((

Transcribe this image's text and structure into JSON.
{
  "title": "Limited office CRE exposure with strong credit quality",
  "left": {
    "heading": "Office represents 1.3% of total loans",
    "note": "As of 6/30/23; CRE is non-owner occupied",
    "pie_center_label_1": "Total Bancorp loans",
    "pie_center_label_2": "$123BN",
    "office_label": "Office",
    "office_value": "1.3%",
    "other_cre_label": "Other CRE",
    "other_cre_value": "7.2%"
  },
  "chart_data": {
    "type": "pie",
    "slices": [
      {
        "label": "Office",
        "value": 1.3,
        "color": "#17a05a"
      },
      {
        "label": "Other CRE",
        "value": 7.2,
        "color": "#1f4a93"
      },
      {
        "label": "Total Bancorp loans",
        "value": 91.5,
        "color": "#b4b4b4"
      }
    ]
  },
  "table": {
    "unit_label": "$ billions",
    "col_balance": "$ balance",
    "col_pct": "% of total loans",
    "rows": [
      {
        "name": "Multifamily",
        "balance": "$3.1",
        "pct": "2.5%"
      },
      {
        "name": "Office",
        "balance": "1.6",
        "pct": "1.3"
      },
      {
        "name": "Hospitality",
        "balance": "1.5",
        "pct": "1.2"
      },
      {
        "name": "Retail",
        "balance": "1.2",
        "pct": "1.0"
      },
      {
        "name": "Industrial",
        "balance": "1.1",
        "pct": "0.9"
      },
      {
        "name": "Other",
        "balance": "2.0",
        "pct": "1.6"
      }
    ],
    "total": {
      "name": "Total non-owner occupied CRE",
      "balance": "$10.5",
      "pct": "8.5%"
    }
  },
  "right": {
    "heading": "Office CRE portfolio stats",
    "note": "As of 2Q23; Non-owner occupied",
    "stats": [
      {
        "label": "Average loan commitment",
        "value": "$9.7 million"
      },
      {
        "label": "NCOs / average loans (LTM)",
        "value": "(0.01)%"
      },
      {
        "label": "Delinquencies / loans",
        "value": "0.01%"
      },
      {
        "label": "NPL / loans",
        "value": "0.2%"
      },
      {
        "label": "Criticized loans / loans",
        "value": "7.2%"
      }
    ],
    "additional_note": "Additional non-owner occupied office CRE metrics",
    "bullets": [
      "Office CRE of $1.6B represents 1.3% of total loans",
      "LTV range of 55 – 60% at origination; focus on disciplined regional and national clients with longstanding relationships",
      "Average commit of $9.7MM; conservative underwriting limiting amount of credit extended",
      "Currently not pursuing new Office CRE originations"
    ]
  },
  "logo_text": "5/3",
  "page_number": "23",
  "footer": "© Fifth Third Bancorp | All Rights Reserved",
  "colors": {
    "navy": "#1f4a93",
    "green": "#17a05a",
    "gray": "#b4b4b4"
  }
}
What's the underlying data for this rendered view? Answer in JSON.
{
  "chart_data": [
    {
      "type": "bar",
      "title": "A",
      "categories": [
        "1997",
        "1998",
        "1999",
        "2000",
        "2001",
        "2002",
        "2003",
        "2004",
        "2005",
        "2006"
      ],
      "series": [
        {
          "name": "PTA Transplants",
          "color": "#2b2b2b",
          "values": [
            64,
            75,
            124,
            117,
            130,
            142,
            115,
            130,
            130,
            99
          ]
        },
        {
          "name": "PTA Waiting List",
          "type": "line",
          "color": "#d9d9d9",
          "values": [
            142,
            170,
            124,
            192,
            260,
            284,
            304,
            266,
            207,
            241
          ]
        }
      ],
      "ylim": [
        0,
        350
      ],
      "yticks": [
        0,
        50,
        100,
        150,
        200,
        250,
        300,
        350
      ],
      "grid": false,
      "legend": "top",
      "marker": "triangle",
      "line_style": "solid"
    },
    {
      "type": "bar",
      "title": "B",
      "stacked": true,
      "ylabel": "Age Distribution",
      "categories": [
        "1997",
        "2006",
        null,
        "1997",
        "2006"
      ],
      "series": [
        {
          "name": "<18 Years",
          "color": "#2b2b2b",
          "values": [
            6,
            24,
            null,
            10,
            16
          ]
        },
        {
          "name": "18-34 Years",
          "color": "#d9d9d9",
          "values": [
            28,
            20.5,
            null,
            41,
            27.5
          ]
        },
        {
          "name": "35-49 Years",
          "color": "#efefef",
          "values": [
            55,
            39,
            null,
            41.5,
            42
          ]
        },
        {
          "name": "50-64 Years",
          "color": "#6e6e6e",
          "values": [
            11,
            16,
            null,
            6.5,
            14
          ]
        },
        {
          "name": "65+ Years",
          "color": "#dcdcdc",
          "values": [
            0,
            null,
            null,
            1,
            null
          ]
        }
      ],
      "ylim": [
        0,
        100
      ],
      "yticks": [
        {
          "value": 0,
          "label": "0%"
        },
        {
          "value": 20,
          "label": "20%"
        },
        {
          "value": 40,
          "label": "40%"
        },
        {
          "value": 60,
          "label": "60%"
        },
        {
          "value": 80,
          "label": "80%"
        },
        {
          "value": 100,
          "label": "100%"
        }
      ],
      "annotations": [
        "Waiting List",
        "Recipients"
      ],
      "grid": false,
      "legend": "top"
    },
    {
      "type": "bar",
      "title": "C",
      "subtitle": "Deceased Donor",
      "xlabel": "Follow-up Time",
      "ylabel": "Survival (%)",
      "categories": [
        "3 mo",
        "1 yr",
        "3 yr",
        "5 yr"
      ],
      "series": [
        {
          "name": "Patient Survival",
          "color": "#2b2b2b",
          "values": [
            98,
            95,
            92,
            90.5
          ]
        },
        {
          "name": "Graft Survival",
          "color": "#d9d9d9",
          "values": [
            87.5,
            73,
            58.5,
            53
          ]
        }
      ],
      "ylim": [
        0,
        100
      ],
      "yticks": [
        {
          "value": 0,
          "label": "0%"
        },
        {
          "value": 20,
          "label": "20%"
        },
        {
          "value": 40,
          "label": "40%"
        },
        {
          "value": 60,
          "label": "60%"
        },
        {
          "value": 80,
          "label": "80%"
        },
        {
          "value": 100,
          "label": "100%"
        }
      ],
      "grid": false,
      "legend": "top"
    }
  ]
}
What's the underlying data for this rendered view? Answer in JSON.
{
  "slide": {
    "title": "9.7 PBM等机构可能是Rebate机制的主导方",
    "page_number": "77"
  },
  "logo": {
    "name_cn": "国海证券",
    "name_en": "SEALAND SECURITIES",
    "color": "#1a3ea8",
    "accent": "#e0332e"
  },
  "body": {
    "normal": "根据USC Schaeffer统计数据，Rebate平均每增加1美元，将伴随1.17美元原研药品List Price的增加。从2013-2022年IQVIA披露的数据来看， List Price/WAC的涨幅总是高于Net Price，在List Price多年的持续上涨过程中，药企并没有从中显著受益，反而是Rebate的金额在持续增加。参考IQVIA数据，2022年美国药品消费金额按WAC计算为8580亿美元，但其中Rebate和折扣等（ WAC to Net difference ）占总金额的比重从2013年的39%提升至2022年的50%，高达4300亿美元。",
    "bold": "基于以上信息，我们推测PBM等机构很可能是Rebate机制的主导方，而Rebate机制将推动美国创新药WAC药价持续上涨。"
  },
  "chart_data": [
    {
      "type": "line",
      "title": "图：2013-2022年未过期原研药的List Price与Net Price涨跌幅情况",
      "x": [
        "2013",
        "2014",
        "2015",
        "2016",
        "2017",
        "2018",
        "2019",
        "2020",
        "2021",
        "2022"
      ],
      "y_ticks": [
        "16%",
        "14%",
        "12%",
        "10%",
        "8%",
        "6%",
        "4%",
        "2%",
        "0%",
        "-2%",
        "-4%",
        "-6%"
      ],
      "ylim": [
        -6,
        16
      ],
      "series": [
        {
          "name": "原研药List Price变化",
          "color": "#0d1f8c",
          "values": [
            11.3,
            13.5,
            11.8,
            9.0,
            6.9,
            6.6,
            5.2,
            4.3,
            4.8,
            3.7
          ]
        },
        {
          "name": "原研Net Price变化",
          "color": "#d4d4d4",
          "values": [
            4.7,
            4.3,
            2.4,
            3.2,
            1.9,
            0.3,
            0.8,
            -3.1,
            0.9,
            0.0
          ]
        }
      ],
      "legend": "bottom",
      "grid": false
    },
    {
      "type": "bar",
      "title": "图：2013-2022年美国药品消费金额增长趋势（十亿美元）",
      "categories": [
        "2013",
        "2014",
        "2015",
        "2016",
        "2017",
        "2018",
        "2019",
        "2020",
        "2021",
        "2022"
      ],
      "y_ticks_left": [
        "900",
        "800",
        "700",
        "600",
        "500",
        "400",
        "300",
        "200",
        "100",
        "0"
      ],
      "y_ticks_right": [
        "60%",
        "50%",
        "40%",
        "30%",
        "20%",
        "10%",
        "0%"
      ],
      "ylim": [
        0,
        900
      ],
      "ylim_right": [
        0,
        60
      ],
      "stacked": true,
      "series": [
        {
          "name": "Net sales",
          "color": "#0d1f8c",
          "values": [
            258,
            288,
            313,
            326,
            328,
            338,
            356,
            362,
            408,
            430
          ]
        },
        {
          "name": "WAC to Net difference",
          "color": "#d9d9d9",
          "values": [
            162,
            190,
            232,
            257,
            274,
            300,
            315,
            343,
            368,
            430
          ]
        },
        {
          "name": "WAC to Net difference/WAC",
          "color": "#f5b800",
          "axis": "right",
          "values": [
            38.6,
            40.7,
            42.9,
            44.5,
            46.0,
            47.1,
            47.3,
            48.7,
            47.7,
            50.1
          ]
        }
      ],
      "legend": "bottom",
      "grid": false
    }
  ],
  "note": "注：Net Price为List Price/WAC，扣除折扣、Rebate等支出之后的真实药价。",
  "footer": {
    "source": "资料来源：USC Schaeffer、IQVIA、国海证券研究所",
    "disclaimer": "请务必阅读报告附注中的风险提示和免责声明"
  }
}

))

WORK TO BE COMPLETED — Read through the entries and copy every line that includes "Bancorp".

ANSWER TO THIS TASK —
    "pie_center_label_1": "Total Bancorp loans",
        "label": "Total Bancorp loans",
  "footer": "© Fifth Third Bancorp | All Rights Reserved",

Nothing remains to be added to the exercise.